Exercise instructions >> Repeat all of the records verbatim.
BEGIN
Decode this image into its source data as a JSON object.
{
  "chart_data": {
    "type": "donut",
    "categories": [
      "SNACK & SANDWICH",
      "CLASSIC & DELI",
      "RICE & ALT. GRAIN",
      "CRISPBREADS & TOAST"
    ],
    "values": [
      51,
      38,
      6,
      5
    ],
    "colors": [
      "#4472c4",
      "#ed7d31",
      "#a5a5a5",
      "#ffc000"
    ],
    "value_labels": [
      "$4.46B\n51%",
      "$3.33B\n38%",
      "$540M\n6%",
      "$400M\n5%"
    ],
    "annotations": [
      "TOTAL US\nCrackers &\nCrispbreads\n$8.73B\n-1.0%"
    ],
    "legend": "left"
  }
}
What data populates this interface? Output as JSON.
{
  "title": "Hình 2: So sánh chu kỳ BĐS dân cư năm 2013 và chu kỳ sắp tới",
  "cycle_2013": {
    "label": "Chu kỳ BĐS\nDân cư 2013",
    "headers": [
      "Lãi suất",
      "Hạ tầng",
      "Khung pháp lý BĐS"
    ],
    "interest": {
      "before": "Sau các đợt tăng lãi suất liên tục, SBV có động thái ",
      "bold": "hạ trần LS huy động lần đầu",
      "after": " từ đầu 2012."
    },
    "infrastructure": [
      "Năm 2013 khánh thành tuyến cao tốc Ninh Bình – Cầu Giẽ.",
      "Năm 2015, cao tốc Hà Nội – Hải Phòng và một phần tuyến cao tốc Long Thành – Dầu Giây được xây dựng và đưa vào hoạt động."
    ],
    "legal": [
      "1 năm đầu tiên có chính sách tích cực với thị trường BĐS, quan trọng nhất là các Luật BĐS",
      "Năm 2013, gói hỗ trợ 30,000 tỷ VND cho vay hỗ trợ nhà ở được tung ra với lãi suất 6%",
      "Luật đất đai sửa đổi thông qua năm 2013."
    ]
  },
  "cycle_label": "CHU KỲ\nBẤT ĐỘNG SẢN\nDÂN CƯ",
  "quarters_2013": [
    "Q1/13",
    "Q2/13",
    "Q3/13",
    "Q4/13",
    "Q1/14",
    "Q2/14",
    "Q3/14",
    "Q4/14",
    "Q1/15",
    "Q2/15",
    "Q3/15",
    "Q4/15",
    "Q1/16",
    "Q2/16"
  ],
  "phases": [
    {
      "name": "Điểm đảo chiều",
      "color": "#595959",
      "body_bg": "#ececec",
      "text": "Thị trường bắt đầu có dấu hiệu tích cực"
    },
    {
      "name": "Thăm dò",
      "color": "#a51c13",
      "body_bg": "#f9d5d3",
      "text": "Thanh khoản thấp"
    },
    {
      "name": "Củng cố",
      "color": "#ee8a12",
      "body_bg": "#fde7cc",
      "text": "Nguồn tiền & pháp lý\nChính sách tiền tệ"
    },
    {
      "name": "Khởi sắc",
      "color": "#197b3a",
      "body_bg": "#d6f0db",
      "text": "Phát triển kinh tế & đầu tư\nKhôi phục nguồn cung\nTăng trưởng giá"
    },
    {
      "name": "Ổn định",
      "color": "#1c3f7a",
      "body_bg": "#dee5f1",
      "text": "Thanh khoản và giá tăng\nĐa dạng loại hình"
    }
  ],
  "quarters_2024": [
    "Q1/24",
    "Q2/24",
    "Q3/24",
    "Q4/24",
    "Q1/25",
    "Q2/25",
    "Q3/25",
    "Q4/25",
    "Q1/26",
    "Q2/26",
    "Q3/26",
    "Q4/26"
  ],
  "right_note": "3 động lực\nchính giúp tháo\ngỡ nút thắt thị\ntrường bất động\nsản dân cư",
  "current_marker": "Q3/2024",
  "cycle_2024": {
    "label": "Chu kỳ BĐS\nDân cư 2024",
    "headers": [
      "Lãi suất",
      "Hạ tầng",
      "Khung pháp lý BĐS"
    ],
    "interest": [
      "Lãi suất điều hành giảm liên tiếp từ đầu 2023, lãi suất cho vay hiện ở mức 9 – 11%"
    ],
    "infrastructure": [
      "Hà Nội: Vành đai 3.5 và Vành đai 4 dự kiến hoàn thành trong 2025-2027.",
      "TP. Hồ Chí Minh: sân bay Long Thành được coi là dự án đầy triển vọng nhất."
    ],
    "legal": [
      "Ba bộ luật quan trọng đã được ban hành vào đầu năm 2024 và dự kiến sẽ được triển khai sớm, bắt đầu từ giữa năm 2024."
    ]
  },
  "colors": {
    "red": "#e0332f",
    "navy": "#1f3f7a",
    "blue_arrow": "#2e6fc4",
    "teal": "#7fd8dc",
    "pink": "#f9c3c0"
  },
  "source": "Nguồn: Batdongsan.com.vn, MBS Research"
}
END
Completed task >>
Decode this image into its source data as a JSON object.
{
  "chart_data": {
    "type": "donut",
    "categories": [
      "SNACK & SANDWICH",
      "CLASSIC & DELI",
      "RICE & ALT. GRAIN",
      "CRISPBREADS & TOAST"
    ],
    "values": [
      51,
      38,
      6,
      5
    ],
    "colors": [
      "#4472c4",
      "#ed7d31",
      "#a5a5a5",
      "#ffc000"
    ],
    "value_labels": [
      "$4.46B\n51%",
      "$3.33B\n38%",
      "$540M\n6%",
      "$400M\n5%"
    ],
    "annotations": [
      "TOTAL US\nCrackers &\nCrispbreads\n$8.73B\n-1.0%"
    ],
    "legend": "left"
  }
}
What data populates this interface? Output as JSON.
{
  "title": "Hình 2: So sánh chu kỳ BĐS dân cư năm 2013 và chu kỳ sắp tới",
  "cycle_2013": {
    "label": "Chu kỳ BĐS\nDân cư 2013",
    "headers": [
      "Lãi suất",
      "Hạ tầng",
      "Khung pháp lý BĐS"
    ],
    "interest": {
      "before": "Sau các đợt tăng lãi suất liên tục, SBV có động thái ",
      "bold": "hạ trần LS huy động lần đầu",
      "after": " từ đầu 2012."
    },
    "infrastructure": [
      "Năm 2013 khánh thành tuyến cao tốc Ninh Bình – Cầu Giẽ.",
      "Năm 2015, cao tốc Hà Nội – Hải Phòng và một phần tuyến cao tốc Long Thành – Dầu Giây được xây dựng và đưa vào hoạt động."
    ],
    "legal": [
      "1 năm đầu tiên có chính sách tích cực với thị trường BĐS, quan trọng nhất là các Luật BĐS",
      "Năm 2013, gói hỗ trợ 30,000 tỷ VND cho vay hỗ trợ nhà ở được tung ra với lãi suất 6%",
      "Luật đất đai sửa đổi thông qua năm 2013."
    ]
  },
  "cycle_label": "CHU KỲ\nBẤT ĐỘNG SẢN\nDÂN CƯ",
  "quarters_2013": [
    "Q1/13",
    "Q2/13",
    "Q3/13",
    "Q4/13",
    "Q1/14",
    "Q2/14",
    "Q3/14",
    "Q4/14",
    "Q1/15",
    "Q2/15",
    "Q3/15",
    "Q4/15",
    "Q1/16",
    "Q2/16"
  ],
  "phases": [
    {
      "name": "Điểm đảo chiều",
      "color": "#595959",
      "body_bg": "#ececec",
      "text": "Thị trường bắt đầu có dấu hiệu tích cực"
    },
    {
      "name": "Thăm dò",
      "color": "#a51c13",
      "body_bg": "#f9d5d3",
      "text": "Thanh khoản thấp"
    },
    {
      "name": "Củng cố",
      "color": "#ee8a12",
      "body_bg": "#fde7cc",
      "text": "Nguồn tiền & pháp lý\nChính sách tiền tệ"
    },
    {
      "name": "Khởi sắc",
      "color": "#197b3a",
      "body_bg": "#d6f0db",
      "text": "Phát triển kinh tế & đầu tư\nKhôi phục nguồn cung\nTăng trưởng giá"
    },
    {
      "name": "Ổn định",
      "color": "#1c3f7a",
      "body_bg": "#dee5f1",
      "text": "Thanh khoản và giá tăng\nĐa dạng loại hình"
    }
  ],
  "quarters_2024": [
    "Q1/24",
    "Q2/24",
    "Q3/24",
    "Q4/24",
    "Q1/25",
    "Q2/25",
    "Q3/25",
    "Q4/25",
    "Q1/26",
    "Q2/26",
    "Q3/26",
    "Q4/26"
  ],
  "right_note": "3 động lực\nchính giúp tháo\ngỡ nút thắt thị\ntrường bất động\nsản dân cư",
  "current_marker": "Q3/2024",
  "cycle_2024": {
    "label": "Chu kỳ BĐS\nDân cư 2024",
    "headers": [
      "Lãi suất",
      "Hạ tầng",
      "Khung pháp lý BĐS"
    ],
    "interest": [
      "Lãi suất điều hành giảm liên tiếp từ đầu 2023, lãi suất cho vay hiện ở mức 9 – 11%"
    ],
    "infrastructure": [
      "Hà Nội: Vành đai 3.5 và Vành đai 4 dự kiến hoàn thành trong 2025-2027.",
      "TP. Hồ Chí Minh: sân bay Long Thành được coi là dự án đầy triển vọng nhất."
    ],
    "legal": [
      "Ba bộ luật quan trọng đã được ban hành vào đầu năm 2024 và dự kiến sẽ được triển khai sớm, bắt đầu từ giữa năm 2024."
    ]
  },
  "colors": {
    "red": "#e0332f",
    "navy": "#1f3f7a",
    "blue_arrow": "#2e6fc4",
    "teal": "#7fd8dc",
    "pink": "#f9c3c0"
  },
  "source": "Nguồn: Batdongsan.com.vn, MBS Research"
}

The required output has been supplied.